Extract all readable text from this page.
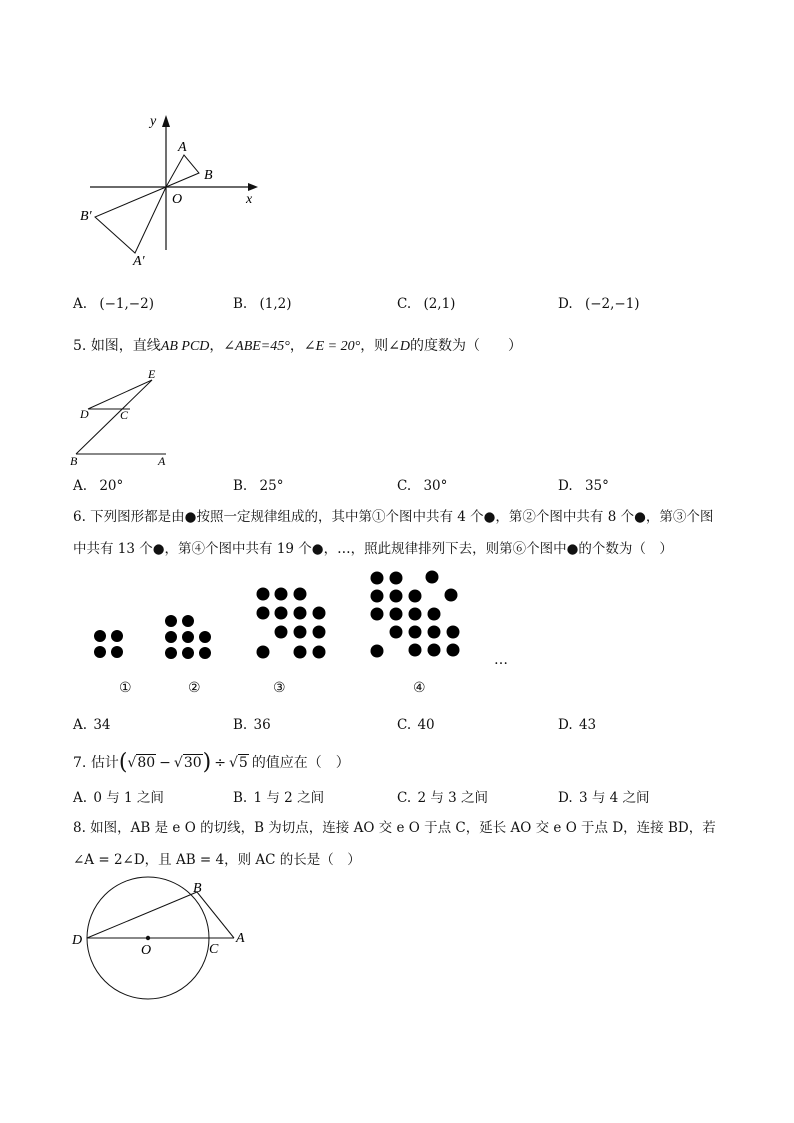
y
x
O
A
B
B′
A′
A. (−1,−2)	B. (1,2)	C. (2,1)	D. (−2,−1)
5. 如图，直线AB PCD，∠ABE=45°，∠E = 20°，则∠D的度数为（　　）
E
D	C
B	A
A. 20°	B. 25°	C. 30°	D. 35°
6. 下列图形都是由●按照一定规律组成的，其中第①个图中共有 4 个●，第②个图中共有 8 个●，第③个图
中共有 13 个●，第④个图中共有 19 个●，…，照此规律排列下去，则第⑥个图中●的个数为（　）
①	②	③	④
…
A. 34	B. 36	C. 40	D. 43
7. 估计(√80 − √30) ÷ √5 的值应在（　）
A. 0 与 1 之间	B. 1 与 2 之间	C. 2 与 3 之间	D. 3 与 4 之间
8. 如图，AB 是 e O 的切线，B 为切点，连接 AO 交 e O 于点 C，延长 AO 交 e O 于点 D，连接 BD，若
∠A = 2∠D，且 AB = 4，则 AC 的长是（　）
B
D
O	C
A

* * *

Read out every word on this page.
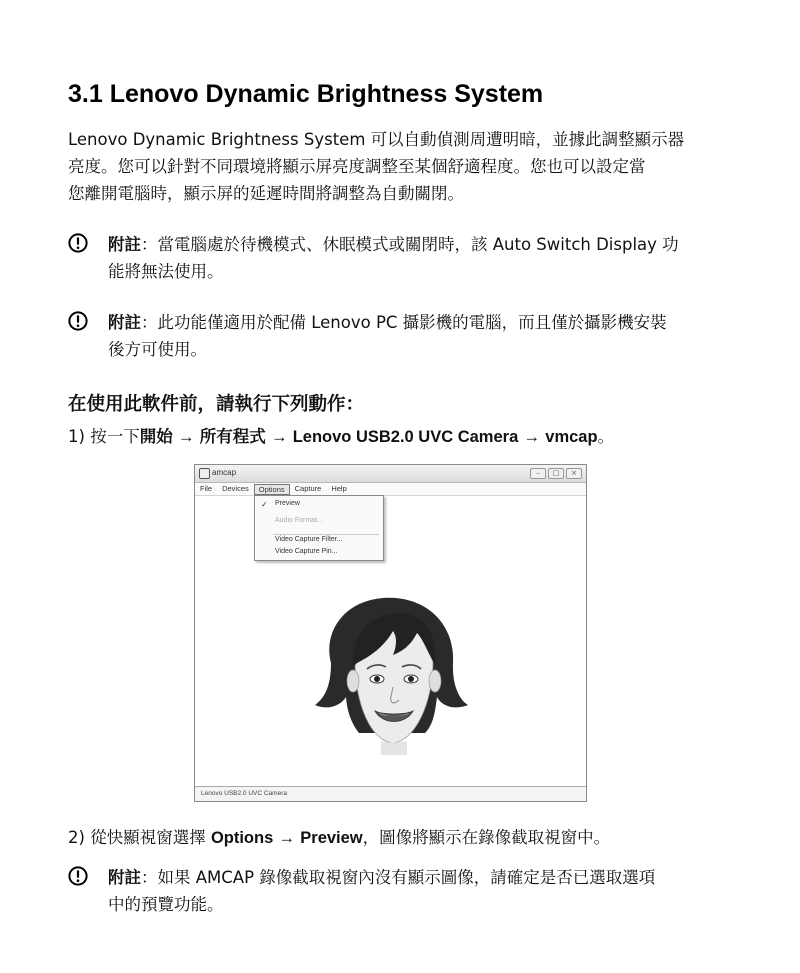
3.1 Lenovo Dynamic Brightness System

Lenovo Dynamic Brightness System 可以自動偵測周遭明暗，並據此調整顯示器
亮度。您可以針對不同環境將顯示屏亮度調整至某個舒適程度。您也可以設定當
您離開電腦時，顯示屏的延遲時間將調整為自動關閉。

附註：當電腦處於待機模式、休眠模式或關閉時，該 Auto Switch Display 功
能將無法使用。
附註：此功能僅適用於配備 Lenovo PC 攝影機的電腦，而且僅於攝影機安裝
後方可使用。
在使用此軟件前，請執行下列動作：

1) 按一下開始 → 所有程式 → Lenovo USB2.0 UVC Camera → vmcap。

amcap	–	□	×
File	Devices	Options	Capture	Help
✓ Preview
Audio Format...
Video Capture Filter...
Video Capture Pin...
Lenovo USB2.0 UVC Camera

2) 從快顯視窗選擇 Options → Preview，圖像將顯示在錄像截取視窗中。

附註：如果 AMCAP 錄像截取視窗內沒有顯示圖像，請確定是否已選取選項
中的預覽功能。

DIRECTIVE:
From the data above, copy each line that holds "Options".

WRITTEN ANSWER:
File	Devices	Options	Capture	Help
2) 從快顯視窗選擇 Options → Preview，圖像將顯示在錄像截取視窗中。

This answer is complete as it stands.